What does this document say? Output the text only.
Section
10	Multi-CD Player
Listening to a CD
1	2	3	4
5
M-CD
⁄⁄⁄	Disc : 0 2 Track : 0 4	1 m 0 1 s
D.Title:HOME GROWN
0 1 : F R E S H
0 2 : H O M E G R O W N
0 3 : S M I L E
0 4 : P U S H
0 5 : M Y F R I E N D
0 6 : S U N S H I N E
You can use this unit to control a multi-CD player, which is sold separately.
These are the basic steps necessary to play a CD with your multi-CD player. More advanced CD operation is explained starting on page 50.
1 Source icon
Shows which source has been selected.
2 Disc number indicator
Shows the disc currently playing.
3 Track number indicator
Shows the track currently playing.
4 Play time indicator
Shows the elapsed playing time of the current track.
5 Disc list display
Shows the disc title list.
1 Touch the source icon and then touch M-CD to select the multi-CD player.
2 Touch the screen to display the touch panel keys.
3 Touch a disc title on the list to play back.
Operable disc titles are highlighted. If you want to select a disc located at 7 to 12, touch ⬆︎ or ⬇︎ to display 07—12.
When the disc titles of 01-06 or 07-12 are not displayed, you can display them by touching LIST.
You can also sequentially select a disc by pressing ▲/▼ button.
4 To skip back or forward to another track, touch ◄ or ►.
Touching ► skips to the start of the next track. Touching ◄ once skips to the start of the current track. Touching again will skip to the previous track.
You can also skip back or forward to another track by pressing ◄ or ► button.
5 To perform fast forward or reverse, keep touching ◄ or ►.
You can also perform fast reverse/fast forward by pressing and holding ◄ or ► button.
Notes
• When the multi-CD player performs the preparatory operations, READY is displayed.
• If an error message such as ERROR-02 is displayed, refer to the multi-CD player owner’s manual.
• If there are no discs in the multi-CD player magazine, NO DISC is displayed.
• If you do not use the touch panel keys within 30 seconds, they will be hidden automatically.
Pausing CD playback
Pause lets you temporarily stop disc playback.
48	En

**Required task**.
Can you give every line above again, exactly as written?

**Solved problem**.
What does this document say? Output the text only.
Section
10	Multi-CD Player
Listening to a CD
1	2	3	4
5
M-CD
⁄⁄⁄	Disc : 0 2 Track : 0 4	1 m 0 1 s
D.Title:HOME GROWN
0 1 : F R E S H
0 2 : H O M E G R O W N
0 3 : S M I L E
0 4 : P U S H
0 5 : M Y F R I E N D
0 6 : S U N S H I N E
You can use this unit to control a multi-CD player, which is sold separately.
These are the basic steps necessary to play a CD with your multi-CD player. More advanced CD operation is explained starting on page 50.
1 Source icon
Shows which source has been selected.
2 Disc number indicator
Shows the disc currently playing.
3 Track number indicator
Shows the track currently playing.
4 Play time indicator
Shows the elapsed playing time of the current track.
5 Disc list display
Shows the disc title list.
1 Touch the source icon and then touch M-CD to select the multi-CD player.
2 Touch the screen to display the touch panel keys.
3 Touch a disc title on the list to play back.
Operable disc titles are highlighted. If you want to select a disc located at 7 to 12, touch ⬆︎ or ⬇︎ to display 07—12.
When the disc titles of 01-06 or 07-12 are not displayed, you can display them by touching LIST.
You can also sequentially select a disc by pressing ▲/▼ button.
4 To skip back or forward to another track, touch ◄ or ►.
Touching ► skips to the start of the next track. Touching ◄ once skips to the start of the current track. Touching again will skip to the previous track.
You can also skip back or forward to another track by pressing ◄ or ► button.
5 To perform fast forward or reverse, keep touching ◄ or ►.
You can also perform fast reverse/fast forward by pressing and holding ◄ or ► button.
Notes
• When the multi-CD player performs the preparatory operations, READY is displayed.
• If an error message such as ERROR-02 is displayed, refer to the multi-CD player owner’s manual.
• If there are no discs in the multi-CD player magazine, NO DISC is displayed.
• If you do not use the touch panel keys within 30 seconds, they will be hidden automatically.
Pausing CD playback
Pause lets you temporarily stop disc playback.
48	En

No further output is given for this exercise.